Raw records:
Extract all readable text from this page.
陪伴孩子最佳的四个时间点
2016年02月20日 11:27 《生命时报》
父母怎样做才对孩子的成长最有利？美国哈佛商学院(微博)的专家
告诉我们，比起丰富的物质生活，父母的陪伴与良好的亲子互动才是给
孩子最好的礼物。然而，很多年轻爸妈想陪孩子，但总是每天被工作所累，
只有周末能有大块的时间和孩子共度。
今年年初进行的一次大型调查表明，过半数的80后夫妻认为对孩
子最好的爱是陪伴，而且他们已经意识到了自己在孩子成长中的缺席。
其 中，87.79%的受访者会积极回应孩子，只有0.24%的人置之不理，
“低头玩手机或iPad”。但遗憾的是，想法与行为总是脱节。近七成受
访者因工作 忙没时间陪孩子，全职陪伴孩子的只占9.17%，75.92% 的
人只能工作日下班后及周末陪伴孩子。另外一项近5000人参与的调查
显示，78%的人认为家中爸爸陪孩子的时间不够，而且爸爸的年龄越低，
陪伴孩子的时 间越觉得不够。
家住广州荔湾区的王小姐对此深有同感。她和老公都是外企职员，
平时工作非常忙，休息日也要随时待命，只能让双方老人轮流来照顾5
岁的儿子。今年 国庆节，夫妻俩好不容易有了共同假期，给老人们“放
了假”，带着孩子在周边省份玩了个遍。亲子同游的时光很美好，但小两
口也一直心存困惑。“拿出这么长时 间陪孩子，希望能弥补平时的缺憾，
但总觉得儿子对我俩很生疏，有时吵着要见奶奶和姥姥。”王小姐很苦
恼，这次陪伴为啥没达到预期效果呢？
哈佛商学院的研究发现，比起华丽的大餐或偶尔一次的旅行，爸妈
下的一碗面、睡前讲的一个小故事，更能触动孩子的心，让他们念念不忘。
* * *
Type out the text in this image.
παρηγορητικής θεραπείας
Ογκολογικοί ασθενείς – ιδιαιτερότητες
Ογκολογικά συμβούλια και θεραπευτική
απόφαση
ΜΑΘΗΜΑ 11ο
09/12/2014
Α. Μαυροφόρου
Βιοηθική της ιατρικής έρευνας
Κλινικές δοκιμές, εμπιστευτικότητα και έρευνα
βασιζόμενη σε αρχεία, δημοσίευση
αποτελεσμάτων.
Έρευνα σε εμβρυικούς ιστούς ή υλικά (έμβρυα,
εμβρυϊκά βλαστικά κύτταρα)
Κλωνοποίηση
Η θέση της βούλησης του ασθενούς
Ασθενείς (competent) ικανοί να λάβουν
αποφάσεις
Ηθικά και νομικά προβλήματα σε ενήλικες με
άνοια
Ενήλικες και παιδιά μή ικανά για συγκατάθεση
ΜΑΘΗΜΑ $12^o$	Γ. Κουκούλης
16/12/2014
==
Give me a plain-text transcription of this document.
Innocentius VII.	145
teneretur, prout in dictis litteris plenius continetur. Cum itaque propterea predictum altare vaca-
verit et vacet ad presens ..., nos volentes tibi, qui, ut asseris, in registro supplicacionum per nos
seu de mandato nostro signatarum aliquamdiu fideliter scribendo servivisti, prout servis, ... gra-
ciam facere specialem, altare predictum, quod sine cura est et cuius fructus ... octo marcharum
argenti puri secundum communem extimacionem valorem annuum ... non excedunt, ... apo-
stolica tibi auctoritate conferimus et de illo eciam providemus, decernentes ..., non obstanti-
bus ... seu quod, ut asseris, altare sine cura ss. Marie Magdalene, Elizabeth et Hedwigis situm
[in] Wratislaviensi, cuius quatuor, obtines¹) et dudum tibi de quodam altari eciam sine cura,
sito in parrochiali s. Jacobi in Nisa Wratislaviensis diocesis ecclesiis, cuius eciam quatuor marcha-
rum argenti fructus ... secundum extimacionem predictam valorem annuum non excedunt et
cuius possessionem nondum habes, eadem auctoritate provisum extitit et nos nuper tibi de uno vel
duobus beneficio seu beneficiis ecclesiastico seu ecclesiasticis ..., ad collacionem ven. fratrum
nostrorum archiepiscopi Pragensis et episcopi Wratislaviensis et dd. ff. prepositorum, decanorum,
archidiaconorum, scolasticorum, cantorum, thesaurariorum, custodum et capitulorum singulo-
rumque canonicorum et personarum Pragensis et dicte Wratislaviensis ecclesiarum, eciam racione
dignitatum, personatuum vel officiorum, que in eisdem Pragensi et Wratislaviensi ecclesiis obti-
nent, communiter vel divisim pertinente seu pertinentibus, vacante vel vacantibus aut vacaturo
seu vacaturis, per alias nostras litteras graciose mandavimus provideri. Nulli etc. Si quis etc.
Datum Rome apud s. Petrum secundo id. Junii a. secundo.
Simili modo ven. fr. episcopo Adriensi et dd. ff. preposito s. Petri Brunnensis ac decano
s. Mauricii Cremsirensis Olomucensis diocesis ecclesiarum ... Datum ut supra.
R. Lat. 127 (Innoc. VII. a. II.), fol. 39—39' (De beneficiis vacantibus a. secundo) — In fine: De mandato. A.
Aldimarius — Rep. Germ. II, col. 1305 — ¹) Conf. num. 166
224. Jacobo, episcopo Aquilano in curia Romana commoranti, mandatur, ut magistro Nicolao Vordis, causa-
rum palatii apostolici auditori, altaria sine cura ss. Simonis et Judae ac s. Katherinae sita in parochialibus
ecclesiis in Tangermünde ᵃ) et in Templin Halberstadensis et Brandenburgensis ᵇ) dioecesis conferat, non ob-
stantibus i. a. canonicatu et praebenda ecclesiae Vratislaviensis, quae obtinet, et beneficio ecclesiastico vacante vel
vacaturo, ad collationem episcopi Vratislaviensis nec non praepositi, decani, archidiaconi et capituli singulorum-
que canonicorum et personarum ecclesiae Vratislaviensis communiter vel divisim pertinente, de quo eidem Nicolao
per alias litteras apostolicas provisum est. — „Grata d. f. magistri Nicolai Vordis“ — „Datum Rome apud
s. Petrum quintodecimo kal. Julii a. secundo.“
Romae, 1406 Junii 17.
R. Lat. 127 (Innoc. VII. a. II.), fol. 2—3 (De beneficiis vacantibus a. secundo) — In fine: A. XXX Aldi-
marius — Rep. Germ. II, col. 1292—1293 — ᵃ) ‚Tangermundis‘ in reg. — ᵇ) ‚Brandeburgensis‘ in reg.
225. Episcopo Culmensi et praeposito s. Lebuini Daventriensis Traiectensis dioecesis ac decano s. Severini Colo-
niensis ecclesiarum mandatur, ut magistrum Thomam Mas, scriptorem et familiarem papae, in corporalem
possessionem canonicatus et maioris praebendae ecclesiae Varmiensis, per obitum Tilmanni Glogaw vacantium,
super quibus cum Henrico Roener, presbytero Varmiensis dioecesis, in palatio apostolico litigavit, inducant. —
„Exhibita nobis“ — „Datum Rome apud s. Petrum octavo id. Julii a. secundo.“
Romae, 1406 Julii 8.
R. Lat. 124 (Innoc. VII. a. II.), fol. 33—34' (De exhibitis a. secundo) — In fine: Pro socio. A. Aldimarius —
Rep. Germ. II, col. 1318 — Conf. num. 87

REQUIREMENTS -
Find all lines holding the string "beneficio" and copy them.

OUTPUT OF THE TASK -
duobus beneficio seu beneficiis ecclesiastico seu ecclesiasticis ..., ad collacionem ven. fratrum
stantibus i. a. canonicatu et praebenda ecclesiae Vratislaviensis, quae obtinet, et beneficio ecclesiastico vacante vel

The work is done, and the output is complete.